Dataset entries on figures ->

○ ○ ○ ○ ○ ○ ○

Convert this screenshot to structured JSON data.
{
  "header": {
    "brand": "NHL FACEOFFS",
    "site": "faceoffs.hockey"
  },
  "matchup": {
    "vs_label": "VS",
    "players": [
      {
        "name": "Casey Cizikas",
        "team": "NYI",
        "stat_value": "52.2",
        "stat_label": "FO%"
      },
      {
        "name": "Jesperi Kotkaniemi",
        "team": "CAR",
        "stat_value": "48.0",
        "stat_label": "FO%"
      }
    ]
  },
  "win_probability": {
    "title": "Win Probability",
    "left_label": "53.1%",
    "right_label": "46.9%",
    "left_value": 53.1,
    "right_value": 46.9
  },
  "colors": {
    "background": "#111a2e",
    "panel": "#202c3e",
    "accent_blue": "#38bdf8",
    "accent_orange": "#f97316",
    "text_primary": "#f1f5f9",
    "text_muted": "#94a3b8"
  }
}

○ ○ ○ ○ ○ ○ ○

Task to complete ->
Make an exact copy of the data above.

Result of this task ->
Convert this screenshot to structured JSON data.
{
  "header": {
    "brand": "NHL FACEOFFS",
    "site": "faceoffs.hockey"
  },
  "matchup": {
    "vs_label": "VS",
    "players": [
      {
        "name": "Casey Cizikas",
        "team": "NYI",
        "stat_value": "52.2",
        "stat_label": "FO%"
      },
      {
        "name": "Jesperi Kotkaniemi",
        "team": "CAR",
        "stat_value": "48.0",
        "stat_label": "FO%"
      }
    ]
  },
  "win_probability": {
    "title": "Win Probability",
    "left_label": "53.1%",
    "right_label": "46.9%",
    "left_value": 53.1,
    "right_value": 46.9
  },
  "colors": {
    "background": "#111a2e",
    "panel": "#202c3e",
    "accent_blue": "#38bdf8",
    "accent_orange": "#f97316",
    "text_primary": "#f1f5f9",
    "text_muted": "#94a3b8"
  }
}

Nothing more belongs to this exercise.